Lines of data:
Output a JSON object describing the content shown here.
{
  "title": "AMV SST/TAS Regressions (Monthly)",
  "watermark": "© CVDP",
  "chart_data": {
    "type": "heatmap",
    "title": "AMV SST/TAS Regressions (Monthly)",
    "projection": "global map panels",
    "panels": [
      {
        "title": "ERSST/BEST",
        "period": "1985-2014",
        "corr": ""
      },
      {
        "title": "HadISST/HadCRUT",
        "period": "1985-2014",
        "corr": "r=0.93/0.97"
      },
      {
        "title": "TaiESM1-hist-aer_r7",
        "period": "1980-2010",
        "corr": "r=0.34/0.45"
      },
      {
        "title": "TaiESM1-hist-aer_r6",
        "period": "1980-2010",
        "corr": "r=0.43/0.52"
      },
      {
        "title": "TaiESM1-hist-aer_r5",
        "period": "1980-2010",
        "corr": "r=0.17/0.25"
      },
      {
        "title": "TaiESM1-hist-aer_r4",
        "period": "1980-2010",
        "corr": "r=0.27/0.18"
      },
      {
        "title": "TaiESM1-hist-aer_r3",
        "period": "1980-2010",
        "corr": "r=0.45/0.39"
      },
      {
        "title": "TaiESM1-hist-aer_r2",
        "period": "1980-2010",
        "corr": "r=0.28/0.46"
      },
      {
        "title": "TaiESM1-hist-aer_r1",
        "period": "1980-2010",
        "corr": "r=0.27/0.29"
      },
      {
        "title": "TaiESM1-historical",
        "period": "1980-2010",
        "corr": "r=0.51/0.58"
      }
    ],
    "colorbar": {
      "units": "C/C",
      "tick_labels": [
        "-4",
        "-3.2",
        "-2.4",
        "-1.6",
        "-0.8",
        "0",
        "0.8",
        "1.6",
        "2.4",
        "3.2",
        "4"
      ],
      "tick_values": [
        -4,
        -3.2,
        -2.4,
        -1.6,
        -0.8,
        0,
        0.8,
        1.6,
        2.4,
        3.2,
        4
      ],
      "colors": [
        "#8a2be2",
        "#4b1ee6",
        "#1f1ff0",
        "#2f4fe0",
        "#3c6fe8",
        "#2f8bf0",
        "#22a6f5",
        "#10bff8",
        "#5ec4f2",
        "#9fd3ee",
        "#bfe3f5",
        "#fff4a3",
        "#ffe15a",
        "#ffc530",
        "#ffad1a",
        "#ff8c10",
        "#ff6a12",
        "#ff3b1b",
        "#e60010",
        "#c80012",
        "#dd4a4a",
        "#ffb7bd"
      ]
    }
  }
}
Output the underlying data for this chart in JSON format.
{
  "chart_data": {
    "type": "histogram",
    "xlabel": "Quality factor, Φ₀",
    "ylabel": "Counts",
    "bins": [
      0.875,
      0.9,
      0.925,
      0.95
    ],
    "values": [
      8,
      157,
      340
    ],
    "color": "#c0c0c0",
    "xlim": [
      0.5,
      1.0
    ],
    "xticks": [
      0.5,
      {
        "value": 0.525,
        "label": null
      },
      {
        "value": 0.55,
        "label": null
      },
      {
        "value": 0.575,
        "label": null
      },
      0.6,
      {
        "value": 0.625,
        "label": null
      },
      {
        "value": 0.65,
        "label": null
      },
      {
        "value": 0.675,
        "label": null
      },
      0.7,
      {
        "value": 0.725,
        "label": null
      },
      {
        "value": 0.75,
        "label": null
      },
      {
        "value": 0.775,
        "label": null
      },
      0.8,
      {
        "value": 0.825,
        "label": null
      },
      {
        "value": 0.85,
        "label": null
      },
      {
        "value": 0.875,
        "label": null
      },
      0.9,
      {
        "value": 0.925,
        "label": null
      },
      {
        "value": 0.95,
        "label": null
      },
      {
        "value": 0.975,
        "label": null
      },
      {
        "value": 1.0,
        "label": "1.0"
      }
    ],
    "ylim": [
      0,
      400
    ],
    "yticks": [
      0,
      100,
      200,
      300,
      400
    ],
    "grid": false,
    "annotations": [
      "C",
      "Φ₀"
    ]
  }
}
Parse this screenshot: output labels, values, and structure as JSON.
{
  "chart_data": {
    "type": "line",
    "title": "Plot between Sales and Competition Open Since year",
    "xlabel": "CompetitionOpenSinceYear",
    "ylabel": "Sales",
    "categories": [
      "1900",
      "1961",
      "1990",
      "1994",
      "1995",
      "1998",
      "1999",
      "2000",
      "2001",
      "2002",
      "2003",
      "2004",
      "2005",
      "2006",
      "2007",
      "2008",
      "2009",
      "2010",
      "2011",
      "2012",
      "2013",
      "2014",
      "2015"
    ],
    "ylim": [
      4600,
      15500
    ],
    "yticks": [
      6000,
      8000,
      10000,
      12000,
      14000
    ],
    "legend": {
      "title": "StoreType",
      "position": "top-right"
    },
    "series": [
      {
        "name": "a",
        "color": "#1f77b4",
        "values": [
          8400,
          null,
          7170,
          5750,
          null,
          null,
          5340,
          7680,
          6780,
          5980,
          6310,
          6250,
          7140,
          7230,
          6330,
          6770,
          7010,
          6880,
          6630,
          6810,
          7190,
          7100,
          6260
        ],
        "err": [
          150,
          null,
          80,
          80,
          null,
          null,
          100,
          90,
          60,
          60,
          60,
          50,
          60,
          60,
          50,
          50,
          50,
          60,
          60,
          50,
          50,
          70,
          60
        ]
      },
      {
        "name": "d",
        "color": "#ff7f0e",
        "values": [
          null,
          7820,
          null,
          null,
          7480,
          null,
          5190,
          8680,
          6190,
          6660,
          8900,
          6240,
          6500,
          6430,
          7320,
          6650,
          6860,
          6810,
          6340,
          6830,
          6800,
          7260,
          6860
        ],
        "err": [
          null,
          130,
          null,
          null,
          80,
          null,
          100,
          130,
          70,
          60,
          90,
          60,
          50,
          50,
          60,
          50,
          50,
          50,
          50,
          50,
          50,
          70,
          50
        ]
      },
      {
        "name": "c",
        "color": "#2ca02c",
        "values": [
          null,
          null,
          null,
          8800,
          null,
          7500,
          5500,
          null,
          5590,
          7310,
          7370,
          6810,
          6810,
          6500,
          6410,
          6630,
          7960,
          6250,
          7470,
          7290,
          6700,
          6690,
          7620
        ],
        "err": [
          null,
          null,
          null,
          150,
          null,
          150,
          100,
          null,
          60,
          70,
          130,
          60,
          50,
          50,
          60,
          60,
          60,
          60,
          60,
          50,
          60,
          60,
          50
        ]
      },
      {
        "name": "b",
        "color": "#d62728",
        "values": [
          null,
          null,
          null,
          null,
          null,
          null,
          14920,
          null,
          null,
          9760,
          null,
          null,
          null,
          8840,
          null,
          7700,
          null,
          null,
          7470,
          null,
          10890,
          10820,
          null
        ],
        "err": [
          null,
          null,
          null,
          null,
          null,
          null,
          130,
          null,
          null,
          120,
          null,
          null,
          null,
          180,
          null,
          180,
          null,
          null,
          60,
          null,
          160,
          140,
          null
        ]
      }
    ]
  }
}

| CHALLENGE |
Write out the entries above word for word.

| RESPONSE FOR THIS EXERCISE |
Output a JSON object describing the content shown here.
{
  "title": "AMV SST/TAS Regressions (Monthly)",
  "watermark": "© CVDP",
  "chart_data": {
    "type": "heatmap",
    "title": "AMV SST/TAS Regressions (Monthly)",
    "projection": "global map panels",
    "panels": [
      {
        "title": "ERSST/BEST",
        "period": "1985-2014",
        "corr": ""
      },
      {
        "title": "HadISST/HadCRUT",
        "period": "1985-2014",
        "corr": "r=0.93/0.97"
      },
      {
        "title": "TaiESM1-hist-aer_r7",
        "period": "1980-2010",
        "corr": "r=0.34/0.45"
      },
      {
        "title": "TaiESM1-hist-aer_r6",
        "period": "1980-2010",
        "corr": "r=0.43/0.52"
      },
      {
        "title": "TaiESM1-hist-aer_r5",
        "period": "1980-2010",
        "corr": "r=0.17/0.25"
      },
      {
        "title": "TaiESM1-hist-aer_r4",
        "period": "1980-2010",
        "corr": "r=0.27/0.18"
      },
      {
        "title": "TaiESM1-hist-aer_r3",
        "period": "1980-2010",
        "corr": "r=0.45/0.39"
      },
      {
        "title": "TaiESM1-hist-aer_r2",
        "period": "1980-2010",
        "corr": "r=0.28/0.46"
      },
      {
        "title": "TaiESM1-hist-aer_r1",
        "period": "1980-2010",
        "corr": "r=0.27/0.29"
      },
      {
        "title": "TaiESM1-historical",
        "period": "1980-2010",
        "corr": "r=0.51/0.58"
      }
    ],
    "colorbar": {
      "units": "C/C",
      "tick_labels": [
        "-4",
        "-3.2",
        "-2.4",
        "-1.6",
        "-0.8",
        "0",
        "0.8",
        "1.6",
        "2.4",
        "3.2",
        "4"
      ],
      "tick_values": [
        -4,
        -3.2,
        -2.4,
        -1.6,
        -0.8,
        0,
        0.8,
        1.6,
        2.4,
        3.2,
        4
      ],
      "colors": [
        "#8a2be2",
        "#4b1ee6",
        "#1f1ff0",
        "#2f4fe0",
        "#3c6fe8",
        "#2f8bf0",
        "#22a6f5",
        "#10bff8",
        "#5ec4f2",
        "#9fd3ee",
        "#bfe3f5",
        "#fff4a3",
        "#ffe15a",
        "#ffc530",
        "#ffad1a",
        "#ff8c10",
        "#ff6a12",
        "#ff3b1b",
        "#e60010",
        "#c80012",
        "#dd4a4a",
        "#ffb7bd"
      ]
    }
  }
}
Output the underlying data for this chart in JSON format.
{
  "chart_data": {
    "type": "histogram",
    "xlabel": "Quality factor, Φ₀",
    "ylabel": "Counts",
    "bins": [
      0.875,
      0.9,
      0.925,
      0.95
    ],
    "values": [
      8,
      157,
      340
    ],
    "color": "#c0c0c0",
    "xlim": [
      0.5,
      1.0
    ],
    "xticks": [
      0.5,
      {
        "value": 0.525,
        "label": null
      },
      {
        "value": 0.55,
        "label": null
      },
      {
        "value": 0.575,
        "label": null
      },
      0.6,
      {
        "value": 0.625,
        "label": null
      },
      {
        "value": 0.65,
        "label": null
      },
      {
        "value": 0.675,
        "label": null
      },
      0.7,
      {
        "value": 0.725,
        "label": null
      },
      {
        "value": 0.75,
        "label": null
      },
      {
        "value": 0.775,
        "label": null
      },
      0.8,
      {
        "value": 0.825,
        "label": null
      },
      {
        "value": 0.85,
        "label": null
      },
      {
        "value": 0.875,
        "label": null
      },
      0.9,
      {
        "value": 0.925,
        "label": null
      },
      {
        "value": 0.95,
        "label": null
      },
      {
        "value": 0.975,
        "label": null
      },
      {
        "value": 1.0,
        "label": "1.0"
      }
    ],
    "ylim": [
      0,
      400
    ],
    "yticks": [
      0,
      100,
      200,
      300,
      400
    ],
    "grid": false,
    "annotations": [
      "C",
      "Φ₀"
    ]
  }
}
Parse this screenshot: output labels, values, and structure as JSON.
{
  "chart_data": {
    "type": "line",
    "title": "Plot between Sales and Competition Open Since year",
    "xlabel": "CompetitionOpenSinceYear",
    "ylabel": "Sales",
    "categories": [
      "1900",
      "1961",
      "1990",
      "1994",
      "1995",
      "1998",
      "1999",
      "2000",
      "2001",
      "2002",
      "2003",
      "2004",
      "2005",
      "2006",
      "2007",
      "2008",
      "2009",
      "2010",
      "2011",
      "2012",
      "2013",
      "2014",
      "2015"
    ],
    "ylim": [
      4600,
      15500
    ],
    "yticks": [
      6000,
      8000,
      10000,
      12000,
      14000
    ],
    "legend": {
      "title": "StoreType",
      "position": "top-right"
    },
    "series": [
      {
        "name": "a",
        "color": "#1f77b4",
        "values": [
          8400,
          null,
          7170,
          5750,
          null,
          null,
          5340,
          7680,
          6780,
          5980,
          6310,
          6250,
          7140,
          7230,
          6330,
          6770,
          7010,
          6880,
          6630,
          6810,
          7190,
          7100,
          6260
        ],
        "err": [
          150,
          null,
          80,
          80,
          null,
          null,
          100,
          90,
          60,
          60,
          60,
          50,
          60,
          60,
          50,
          50,
          50,
          60,
          60,
          50,
          50,
          70,
          60
        ]
      },
      {
        "name": "d",
        "color": "#ff7f0e",
        "values": [
          null,
          7820,
          null,
          null,
          7480,
          null,
          5190,
          8680,
          6190,
          6660,
          8900,
          6240,
          6500,
          6430,
          7320,
          6650,
          6860,
          6810,
          6340,
          6830,
          6800,
          7260,
          6860
        ],
        "err": [
          null,
          130,
          null,
          null,
          80,
          null,
          100,
          130,
          70,
          60,
          90,
          60,
          50,
          50,
          60,
          50,
          50,
          50,
          50,
          50,
          50,
          70,
          50
        ]
      },
      {
        "name": "c",
        "color": "#2ca02c",
        "values": [
          null,
          null,
          null,
          8800,
          null,
          7500,
          5500,
          null,
          5590,
          7310,
          7370,
          6810,
          6810,
          6500,
          6410,
          6630,
          7960,
          6250,
          7470,
          7290,
          6700,
          6690,
          7620
        ],
        "err": [
          null,
          null,
          null,
          150,
          null,
          150,
          100,
          null,
          60,
          70,
          130,
          60,
          50,
          50,
          60,
          60,
          60,
          60,
          60,
          50,
          60,
          60,
          50
        ]
      },
      {
        "name": "b",
        "color": "#d62728",
        "values": [
          null,
          null,
          null,
          null,
          null,
          null,
          14920,
          null,
          null,
          9760,
          null,
          null,
          null,
          8840,
          null,
          7700,
          null,
          null,
          7470,
          null,
          10890,
          10820,
          null
        ],
        "err": [
          null,
          null,
          null,
          null,
          null,
          null,
          130,
          null,
          null,
          120,
          null,
          null,
          null,
          180,
          null,
          180,
          null,
          null,
          60,
          null,
          160,
          140,
          null
        ]
      }
    ]
  }
}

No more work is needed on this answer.